-------- LISTED ENTRIES

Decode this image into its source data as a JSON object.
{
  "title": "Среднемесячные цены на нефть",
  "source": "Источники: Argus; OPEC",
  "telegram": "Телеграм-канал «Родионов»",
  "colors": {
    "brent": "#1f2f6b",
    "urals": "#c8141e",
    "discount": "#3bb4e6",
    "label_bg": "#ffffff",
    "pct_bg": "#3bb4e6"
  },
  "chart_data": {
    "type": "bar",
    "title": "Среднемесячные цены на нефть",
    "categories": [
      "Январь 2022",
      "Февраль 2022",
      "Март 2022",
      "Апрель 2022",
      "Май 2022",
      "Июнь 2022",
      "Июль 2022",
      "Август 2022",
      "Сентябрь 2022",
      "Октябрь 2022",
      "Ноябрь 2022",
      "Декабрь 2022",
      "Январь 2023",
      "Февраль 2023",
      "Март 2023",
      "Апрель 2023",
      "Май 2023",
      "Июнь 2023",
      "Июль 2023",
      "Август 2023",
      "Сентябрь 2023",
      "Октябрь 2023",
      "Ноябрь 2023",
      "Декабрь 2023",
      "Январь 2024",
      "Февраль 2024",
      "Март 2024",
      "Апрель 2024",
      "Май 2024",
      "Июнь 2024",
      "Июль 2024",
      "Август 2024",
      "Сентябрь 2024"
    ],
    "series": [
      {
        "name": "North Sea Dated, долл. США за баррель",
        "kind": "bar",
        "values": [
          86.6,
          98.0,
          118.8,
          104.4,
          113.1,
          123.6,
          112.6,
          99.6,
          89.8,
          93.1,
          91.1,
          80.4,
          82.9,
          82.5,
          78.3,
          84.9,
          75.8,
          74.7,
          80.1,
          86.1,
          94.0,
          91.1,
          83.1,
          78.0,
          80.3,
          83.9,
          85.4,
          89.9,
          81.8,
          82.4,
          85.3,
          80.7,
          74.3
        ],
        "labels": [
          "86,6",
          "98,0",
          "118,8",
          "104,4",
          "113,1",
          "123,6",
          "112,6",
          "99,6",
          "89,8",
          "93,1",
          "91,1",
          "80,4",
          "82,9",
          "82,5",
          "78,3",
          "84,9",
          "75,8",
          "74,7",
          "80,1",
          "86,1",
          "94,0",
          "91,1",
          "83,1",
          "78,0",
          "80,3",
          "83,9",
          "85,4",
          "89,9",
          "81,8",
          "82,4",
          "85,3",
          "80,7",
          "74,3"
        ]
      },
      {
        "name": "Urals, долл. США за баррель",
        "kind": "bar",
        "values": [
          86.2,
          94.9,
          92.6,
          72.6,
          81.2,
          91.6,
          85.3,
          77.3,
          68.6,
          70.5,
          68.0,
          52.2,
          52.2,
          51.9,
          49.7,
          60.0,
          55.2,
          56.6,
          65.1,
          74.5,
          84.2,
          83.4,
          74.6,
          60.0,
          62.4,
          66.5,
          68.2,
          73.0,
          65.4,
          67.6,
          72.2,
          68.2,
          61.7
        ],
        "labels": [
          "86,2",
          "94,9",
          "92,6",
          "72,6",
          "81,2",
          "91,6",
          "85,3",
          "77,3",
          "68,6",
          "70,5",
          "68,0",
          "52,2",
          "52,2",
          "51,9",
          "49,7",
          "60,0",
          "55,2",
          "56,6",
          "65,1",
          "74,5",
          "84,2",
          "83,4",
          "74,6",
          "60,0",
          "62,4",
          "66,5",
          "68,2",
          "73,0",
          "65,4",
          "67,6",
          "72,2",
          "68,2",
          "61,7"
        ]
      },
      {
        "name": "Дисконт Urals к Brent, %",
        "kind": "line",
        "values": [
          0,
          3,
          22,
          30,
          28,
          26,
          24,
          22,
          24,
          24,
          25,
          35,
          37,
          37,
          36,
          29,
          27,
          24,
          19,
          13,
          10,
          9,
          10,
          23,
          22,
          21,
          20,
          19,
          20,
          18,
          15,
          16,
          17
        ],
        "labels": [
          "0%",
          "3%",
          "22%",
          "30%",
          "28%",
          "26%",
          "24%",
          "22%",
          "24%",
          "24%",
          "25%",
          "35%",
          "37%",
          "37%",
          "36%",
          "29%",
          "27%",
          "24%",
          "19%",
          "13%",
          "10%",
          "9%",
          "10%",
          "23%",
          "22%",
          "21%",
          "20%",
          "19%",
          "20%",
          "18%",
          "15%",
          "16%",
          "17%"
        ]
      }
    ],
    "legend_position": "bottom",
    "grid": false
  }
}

----------------

GOAL ▸ Wherever the string "Среднемесячные" appears in the entries above, list that line.

COMPLETE ANSWER ▸
  "title": "Среднемесячные цены на нефть",
    "title": "Среднемесячные цены на нефть",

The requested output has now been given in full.